Source data
----

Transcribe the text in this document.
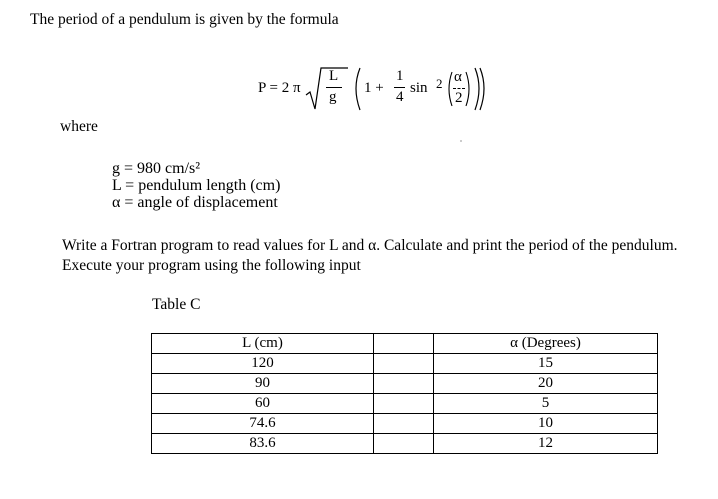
The period of a pendulum is given by the formula
P = 2 π
L
g
1 +
1
4
sin 2 α
2
where
g = 980 cm/s²
L = pendulum length (cm)
α = angle of displacement
Write a Fortran program to read values for L and α. Calculate and print the period of the pendulum. Execute your program using the following input
Table C
L (cm)		α (Degrees)
120		15
90		20
60		5
74.6		10
83.6		12
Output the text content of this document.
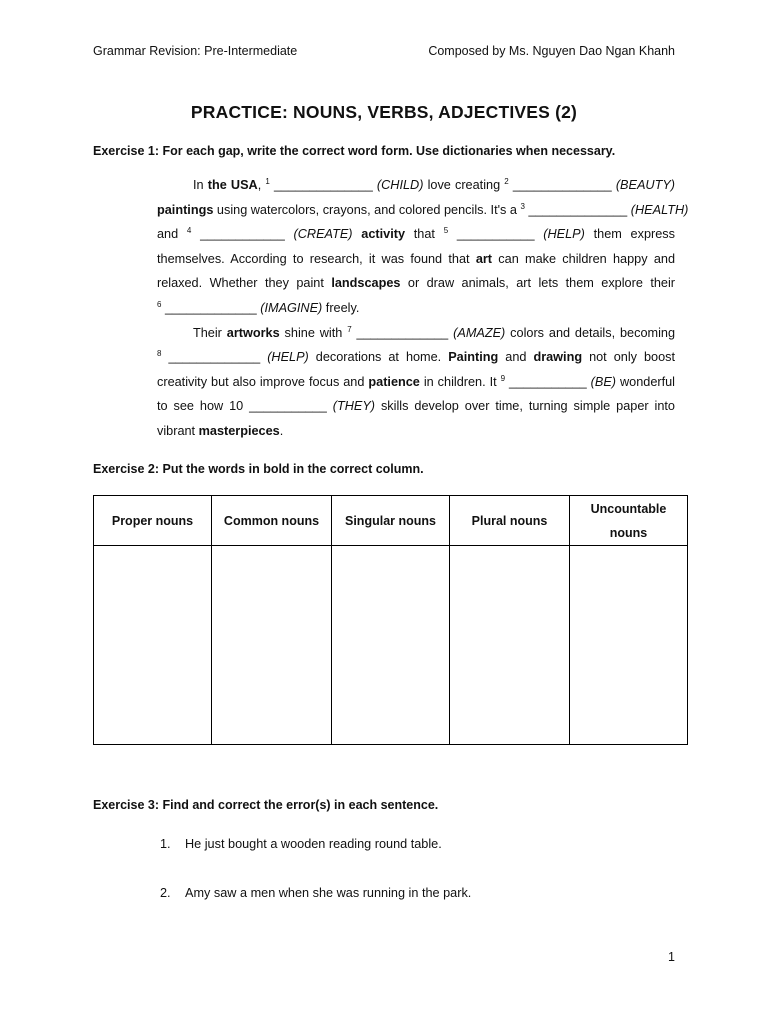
Grammar Revision: Pre-Intermediate	Composed by Ms. Nguyen Dao Ngan Khanh
PRACTICE: NOUNS, VERBS, ADJECTIVES (2)
Exercise 1: For each gap, write the correct word form. Use dictionaries when necessary.
In the USA, $^1$ ______________ (CHILD) love creating $^2$ ______________ (BEAUTY)
paintings using watercolors, crayons, and colored pencils. It's a $^3$ ______________ (HEALTH)
and $^4$ ____________ (CREATE) activity that $^5$ ___________ (HELP) them express
themselves. According to research, it was found that art can make children happy and
relaxed. Whether they paint landscapes or draw animals, art lets them explore their
$^6$ _____________ (IMAGINE) freely.
Their artworks shine with $^7$ _____________ (AMAZE) colors and details, becoming
$^8$ _____________ (HELP) decorations at home. Painting and drawing not only boost
creativity but also improve focus and patience in children. It $^9$ ___________ (BE) wonderful
to see how 10 ___________ (THEY) skills develop over time, turning simple paper into
vibrant masterpieces.
Exercise 2: Put the words in bold in the correct column.
Proper nouns	Common nouns	Singular nouns	Plural nouns	Uncountable nouns

Exercise 3: Find and correct the error(s) in each sentence.
1. He just bought a wooden reading round table.
2. Amy saw a men when she was running in the park.
1
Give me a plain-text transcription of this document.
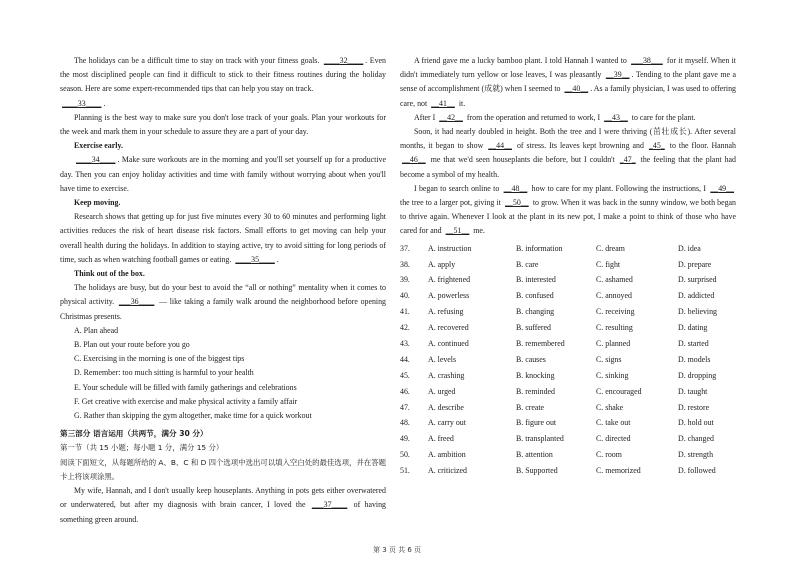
The holidays can be a difficult time to stay on track with your fitness goals. ____32____ . Even the most disciplined people can find it difficult to stick to their fitness routines during the holiday season. Here are some expert-recommended tips that can help you stay on track.

____33____ .

Planning is the best way to make sure you don't lose track of your goals. Plan your workouts for the week and mark them in your schedule to assure they are a part of your day.

Exercise early.

____34____ . Make sure workouts are in the morning and you'll set yourself up for a productive day. Then you can enjoy holiday activities and time with family without worrying about when you'll have time to exercise.

Keep moving.

Research shows that getting up for just five minutes every 30 to 60 minutes and performing light activities reduces the risk of heart disease risk factors. Small efforts to get moving can help your overall health during the holidays. In addition to staying active, try to avoid sitting for long periods of time, such as when watching football games or eating. ____35____ .

Think out of the box.

The holidays are busy, but do your best to avoid the “all or nothing” mentality when it comes to physical activity. ___36____ — like taking a family walk around the neighborhood before opening Christmas presents.

A. Plan ahead

B. Plan out your route before you go

C. Exercising in the morning is one of the biggest tips

D. Remember: too much sitting is harmful to your health

E. Your schedule will be filled with family gatherings and celebrations

F. Get creative with exercise and make physical activity a family affair

G. Rather than skipping the gym altogether, make time for a quick workout

第三部分 语言运用（共两节，满分 30 分）

第一节（共 15 小题；每小题 1 分，满分 15 分）

阅读下面短文，从每题所给的 A、B、C 和 D 四个选项中选出可以填入空白处的最佳选项，并在答题卡上将该项涂黑。

My wife, Hannah, and I don't usually keep houseplants. Anything in pots gets either overwatered or underwatered, but after my diagnosis with brain cancer, I loved the ___37____ of having something green around.

A friend gave me a lucky bamboo plant. I told Hannah I wanted to ___38___ for it myself. When it didn't immediately turn yellow or lose leaves, I was pleasantly __39__ . Tending to the plant gave me a sense of accomplishment (成就) when I seemed to __40__ . As a family physician, I was used to offering care, not __41__ it.

After I __42__ from the operation and returned to work, I __43__ to care for the plant.

Soon, it had nearly doubled in height. Both the tree and I were thriving (茁壮成长). After several months, it began to show __44__ of stress. Its leaves kept browning and _45_ to the floor. Hannah __46__ me that we'd seen houseplants die before, but I couldn't _47_ the feeling that the plant had become a symbol of my health.

I began to search online to __48__ how to care for my plant. Following the instructions, I __49__ the tree to a larger pot, giving it __50__ to grow. When it was back in the sunny window, we both began to thrive again. Whenever I look at the plant in its new pot, I make a point to think of those who have cared for and __51__ me.

37.	A. instruction	B. information	C. dream	D. idea
38.	A. apply	B. care	C. fight	D. prepare
39.	A. frightened	B. interested	C. ashamed	D. surprised
40.	A. powerless	B. confused	C. annoyed	D. addicted
41.	A. refusing	B. changing	C. receiving	D. believing
42.	A. recovered	B. suffered	C. resulting	D. dating
43.	A. continued	B. remembered	C. planned	D. started
44.	A. levels	B. causes	C. signs	D. models
45.	A. crashing	B. knocking	C. sinking	D. dropping
46.	A. urged	B. reminded	C. encouraged	D. taught
47.	A. describe	B. create	C. shake	D. restore
48.	A. carry out	B. figure out	C. take out	D. hold out
49.	A. freed	B. transplanted	C. directed	D. changed
50.	A. ambition	B. attention	C. room	D. strength
51.	A. criticized	B. Supported	C. memorized	D. followed
第 3 页 共 6 页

----

• STATED PROBLEM:
Check each line of the records for "before" and copy the ones that contain it.

• RESULT OF THE TASK:
The holidays are busy, but do your best to avoid the “all or nothing” mentality when it comes to physical activity. ___36____ — like taking a family walk around the neighborhood before opening Christmas presents.
B. Plan out your route before you go
Soon, it had nearly doubled in height. Both the tree and I were thriving (茁壮成长). After several months, it began to show __44__ of stress. Its leaves kept browning and _45_ to the floor. Hannah __46__ me that we'd seen houseplants die before, but I couldn't _47_ the feeling that the plant had become a symbol of my health.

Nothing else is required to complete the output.